-- Start EXERCISE INPUT --

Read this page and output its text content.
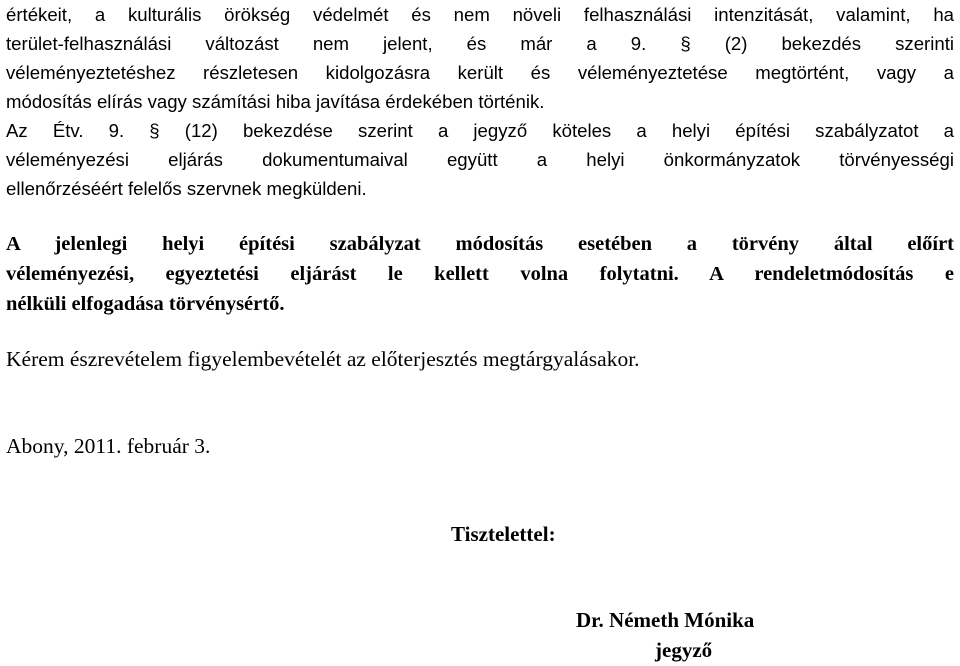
értékeit, a kulturális örökség védelmét és nem növeli felhasználási intenzitását, valamint, ha
terület-felhasználási változást nem jelent, és már a 9. § (2) bekezdés szerinti
véleményeztetéshez részletesen kidolgozásra került és véleményeztetése megtörtént, vagy a
módosítás elírás vagy számítási hiba javítása érdekében történik.
Az Étv. 9. § (12) bekezdése szerint a jegyző köteles a helyi építési szabályzatot a
véleményezési eljárás dokumentumaival együtt a helyi önkormányzatok törvényességi
ellenőrzéséért felelős szervnek megküldeni.
A jelenlegi helyi építési szabályzat módosítás esetében a törvény által előírt
véleményezési, egyeztetési eljárást le kellett volna folytatni. A rendeletmódosítás e
nélküli elfogadása törvénysértő.
Kérem észrevételem figyelembevételét az előterjesztés megtárgyalásakor.
Abony, 2011. február 3.
Tisztelettel:
Dr. Németh Mónika
jegyző
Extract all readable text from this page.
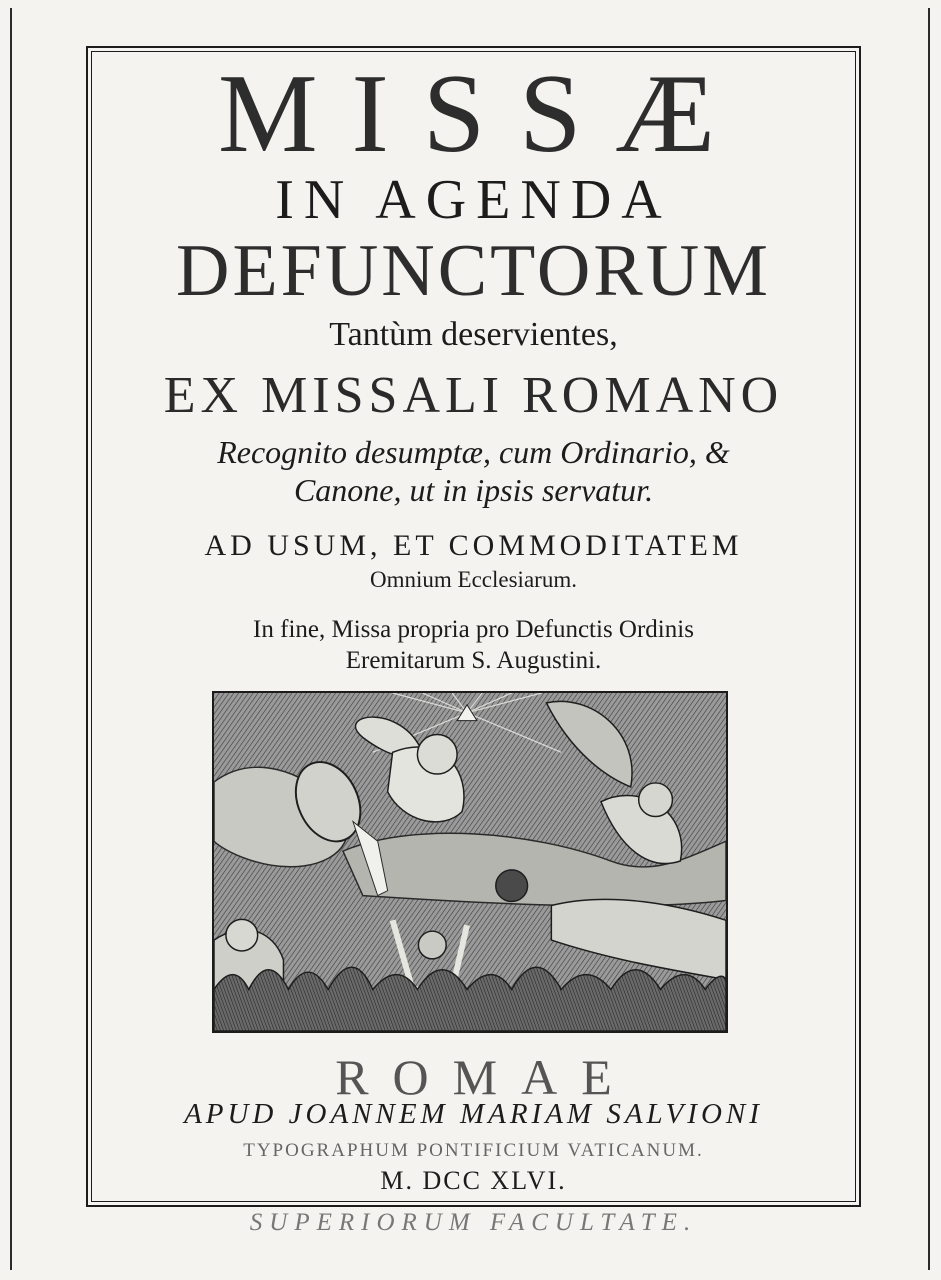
MISSÆ
IN AGENDA
DEFUNCTORUM
Tantùm deservientes,
EX MISSALI ROMANO
Recognito desumptæ, cum Ordinario, &
Canone, ut in ipsis servatur.
AD USUM, ET COMMODITATEM
Omnium Ecclesiarum.
In fine, Missa propria pro Defunctis Ordinis
Eremitarum S. Augustini.
ROMAE
APUD JOANNEM MARIAM SALVIONI
TYPOGRAPHUM PONTIFICIUM VATICANUM.
M. DCC XLVI.
SUPERIORUM FACULTATE.
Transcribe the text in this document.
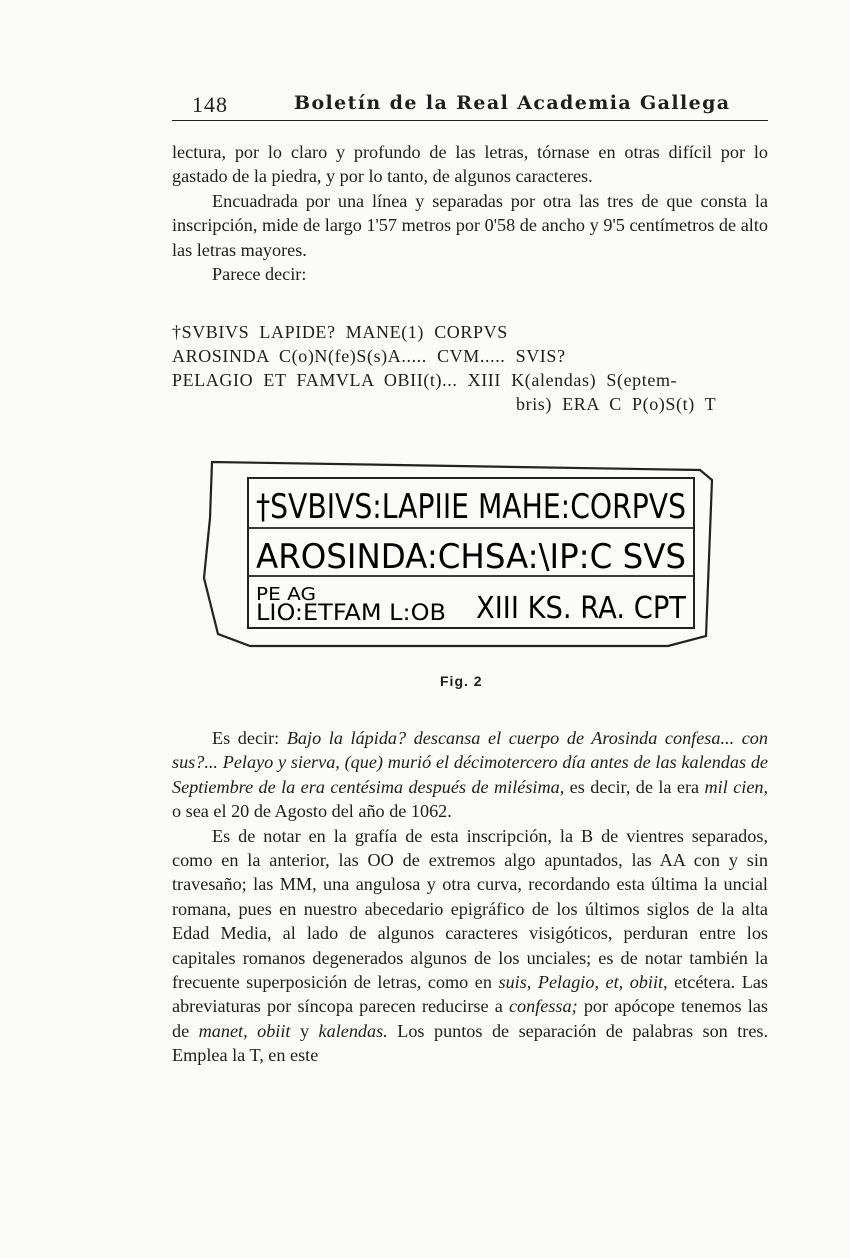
148	Boletín de la Real Academia Gallega

lectura, por lo claro y profundo de las letras, tórnase en otras difícil por lo gastado de la piedra, y por lo tanto, de algunos caracteres.

Encuadrada por una línea y separadas por otra las tres de que consta la inscripción, mide de largo 1'57 metros por 0'58 de ancho y 9'5 centímetros de alto las letras mayores.

Parece decir:

†SVBIVS  LAPIDE?  MANE(1)  CORPVS
AROSINDA  C(o)N(fe)S(s)A.....  CVM.....  SVIS?
PELAGIO  ET  FAMVLA  OBII(t)...  XIII  K(alendas)  S(eptem-
bris)  ERA  C  P(o)S(t)  T
†SVBIVS:LAPIIE MAHE:CORPVS
AROSINDA:CHSA:\IP:C SVS
PE AG
LIO:ETFAM L:OB XIII KS. RA. CPT
Fig. 2

Es decir: Bajo la lápida? descansa el cuerpo de Arosinda confesa... con sus?... Pelayo y sierva, (que) murió el décimotercero día antes de las kalendas de Septiembre de la era centésima después de milésima, es decir, de la era mil cien, o sea el 20 de Agosto del año de 1062.

Es de notar en la grafía de esta inscripción, la B de vientres separados, como en la anterior, las OO de extremos algo apuntados, las AA con y sin travesaño; las MM, una angulosa y otra curva, recordando esta última la uncial romana, pues en nuestro abecedario epigráfico de los últimos siglos de la alta Edad Media, al lado de algunos caracteres visigóticos, perduran entre los capitales romanos degenerados algunos de los unciales; es de notar también la frecuente superposición de letras, como en suis, Pelagio, et, obiit, etcétera. Las abreviaturas por síncopa parecen reducirse a confessa; por apócope tenemos las de manet, obiit y kalendas. Los puntos de separación de palabras son tres. Emplea la T, en este
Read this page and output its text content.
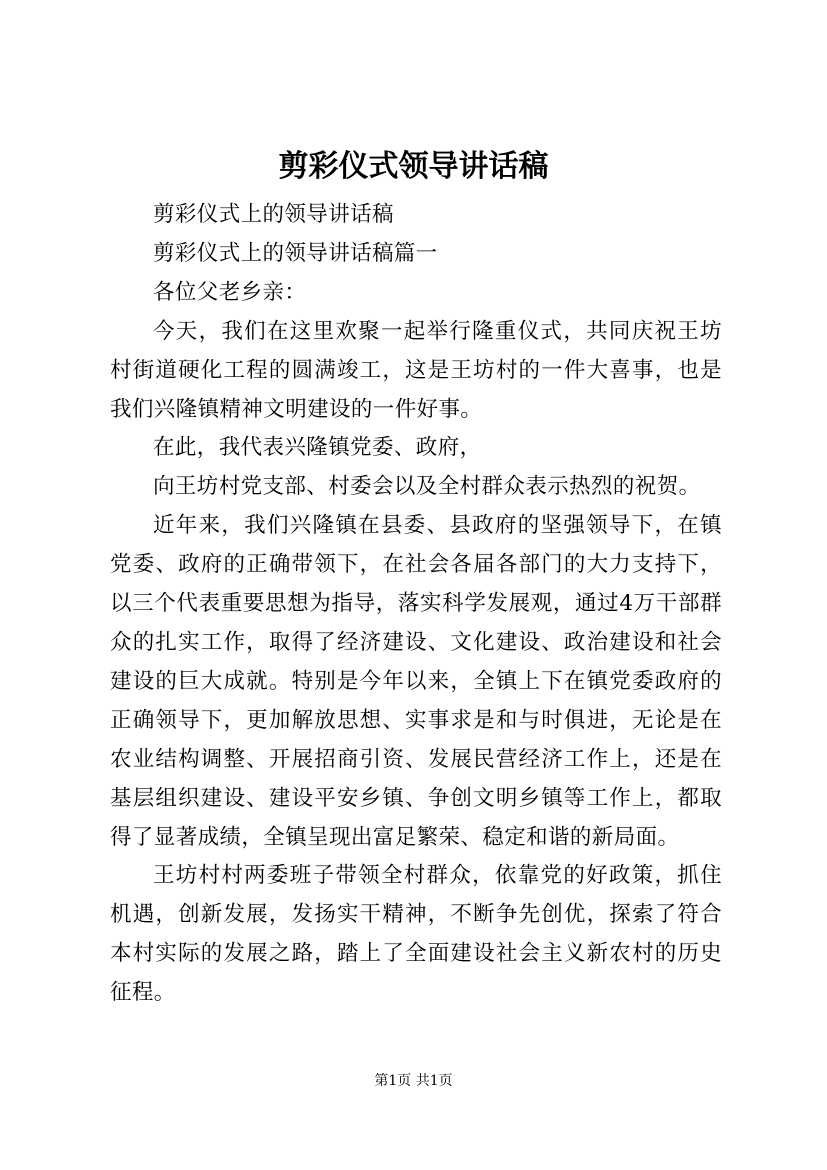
剪彩仪式领导讲话稿

剪彩仪式上的领导讲话稿

剪彩仪式上的领导讲话稿篇一

各位父老乡亲：

今天，我们在这里欢聚一起举行隆重仪式，共同庆祝王坊村街道硬化工程的圆满竣工，这是王坊村的一件大喜事，也是我们兴隆镇精神文明建设的一件好事。

在此，我代表兴隆镇党委、政府，

向王坊村党支部、村委会以及全村群众表示热烈的祝贺。

近年来，我们兴隆镇在县委、县政府的坚强领导下，在镇党委、政府的正确带领下，在社会各届各部门的大力支持下，以三个代表重要思想为指导，落实科学发展观，通过4万干部群众的扎实工作，取得了经济建设、文化建设、政治建设和社会建设的巨大成就。特别是今年以来，全镇上下在镇党委政府的正确领导下，更加解放思想、实事求是和与时俱进，无论是在农业结构调整、开展招商引资、发展民营经济工作上，还是在基层组织建设、建设平安乡镇、争创文明乡镇等工作上，都取得了显著成绩，全镇呈现出富足繁荣、稳定和谐的新局面。

王坊村村两委班子带领全村群众，依靠党的好政策，抓住机遇，创新发展，发扬实干精神，不断争先创优，探索了符合本村实际的发展之路，踏上了全面建设社会主义新农村的历史征程。

第1页 共1页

-- End EXERCISE INPUT --

WHAT YOU HAVE TO DO
Collect each line containing the string "építési".

FULL SOLUTION
Az Étv. 9. § (12) bekezdése szerint a jegyző köteles a helyi építési szabályzatot a
A jelenlegi helyi építési szabályzat módosítás esetében a törvény által előírt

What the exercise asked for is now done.